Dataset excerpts
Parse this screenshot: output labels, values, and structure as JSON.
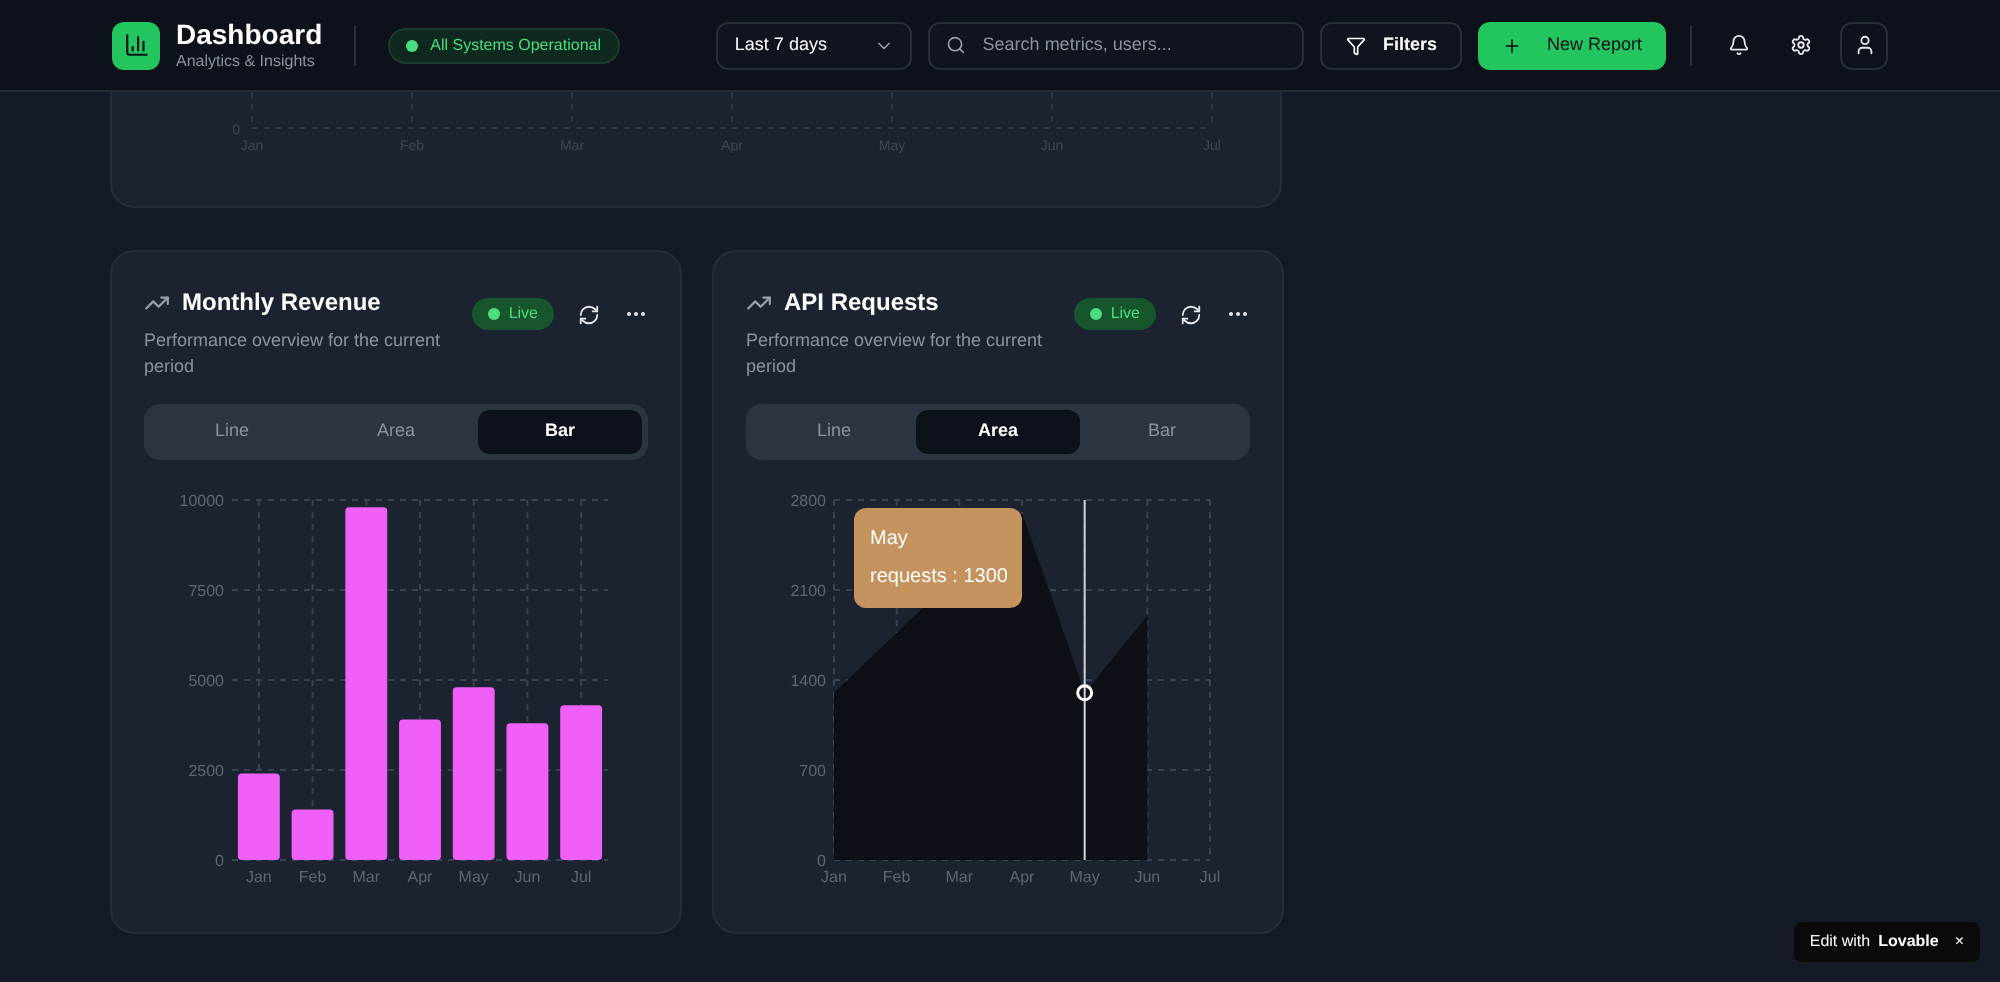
{
  "header": {
    "title": "Dashboard",
    "subtitle": "Analytics & Insights",
    "status": "All Systems Operational",
    "range": "Last 7 days",
    "search": {
      "placeholder": "Search metrics, users..."
    },
    "filters": "Filters",
    "new_report": "New Report"
  },
  "top_card": {
    "y_tick": "0",
    "x_labels": [
      "Jan",
      "Feb",
      "Mar",
      "Apr",
      "May",
      "Jun",
      "Jul"
    ]
  },
  "cards": [
    {
      "title": "Monthly Revenue",
      "description": "Performance overview for the current period",
      "badge": "Live",
      "tabs": [
        {
          "label": "Line",
          "selected": false
        },
        {
          "label": "Area",
          "selected": false
        },
        {
          "label": "Bar",
          "selected": true
        }
      ],
      "chart_data": {
        "type": "bar",
        "categories": [
          "Jan",
          "Feb",
          "Mar",
          "Apr",
          "May",
          "Jun",
          "Jul"
        ],
        "ylim": [
          0,
          10000
        ],
        "yticks": [
          0,
          2500,
          5000,
          7500,
          10000
        ],
        "grid": true,
        "series": [
          {
            "color": "#f05ff7",
            "values": [
              2400,
              1400,
              9800,
              3900,
              4800,
              3800,
              4300
            ]
          }
        ]
      }
    },
    {
      "title": "API Requests",
      "description": "Performance overview for the current period",
      "badge": "Live",
      "tabs": [
        {
          "label": "Line",
          "selected": false
        },
        {
          "label": "Area",
          "selected": true
        },
        {
          "label": "Bar",
          "selected": false
        }
      ],
      "chart_data": {
        "type": "area",
        "categories": [
          "Jan",
          "Feb",
          "Mar",
          "Apr",
          "May",
          "Jun",
          "Jul"
        ],
        "ylim": [
          0,
          2800
        ],
        "yticks": [
          0,
          700,
          1400,
          2100,
          2800
        ],
        "grid": true,
        "series": [
          {
            "color": "#0c1016",
            "values": [
              1300,
              null,
              null,
              2700,
              1300,
              1900,
              null
            ]
          }
        ]
      },
      "tooltip": {
        "title": "May",
        "text": "requests : 1300"
      }
    }
  ],
  "footer_badge": {
    "prefix": "Edit with",
    "brand": "Lovable",
    "close": "×"
  }
}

**Task prompt**
Quote the material in full and exactly; do not carry over its pictures.

**The reply**
Parse this screenshot: output labels, values, and structure as JSON.
{
  "header": {
    "title": "Dashboard",
    "subtitle": "Analytics & Insights",
    "status": "All Systems Operational",
    "range": "Last 7 days",
    "search": {
      "placeholder": "Search metrics, users..."
    },
    "filters": "Filters",
    "new_report": "New Report"
  },
  "top_card": {
    "y_tick": "0",
    "x_labels": [
      "Jan",
      "Feb",
      "Mar",
      "Apr",
      "May",
      "Jun",
      "Jul"
    ]
  },
  "cards": [
    {
      "title": "Monthly Revenue",
      "description": "Performance overview for the current period",
      "badge": "Live",
      "tabs": [
        {
          "label": "Line",
          "selected": false
        },
        {
          "label": "Area",
          "selected": false
        },
        {
          "label": "Bar",
          "selected": true
        }
      ],
      "chart_data": {
        "type": "bar",
        "categories": [
          "Jan",
          "Feb",
          "Mar",
          "Apr",
          "May",
          "Jun",
          "Jul"
        ],
        "ylim": [
          0,
          10000
        ],
        "yticks": [
          0,
          2500,
          5000,
          7500,
          10000
        ],
        "grid": true,
        "series": [
          {
            "color": "#f05ff7",
            "values": [
              2400,
              1400,
              9800,
              3900,
              4800,
              3800,
              4300
            ]
          }
        ]
      }
    },
    {
      "title": "API Requests",
      "description": "Performance overview for the current period",
      "badge": "Live",
      "tabs": [
        {
          "label": "Line",
          "selected": false
        },
        {
          "label": "Area",
          "selected": true
        },
        {
          "label": "Bar",
          "selected": false
        }
      ],
      "chart_data": {
        "type": "area",
        "categories": [
          "Jan",
          "Feb",
          "Mar",
          "Apr",
          "May",
          "Jun",
          "Jul"
        ],
        "ylim": [
          0,
          2800
        ],
        "yticks": [
          0,
          700,
          1400,
          2100,
          2800
        ],
        "grid": true,
        "series": [
          {
            "color": "#0c1016",
            "values": [
              1300,
              null,
              null,
              2700,
              1300,
              1900,
              null
            ]
          }
        ]
      },
      "tooltip": {
        "title": "May",
        "text": "requests : 1300"
      }
    }
  ],
  "footer_badge": {
    "prefix": "Edit with",
    "brand": "Lovable",
    "close": "×"
  }
}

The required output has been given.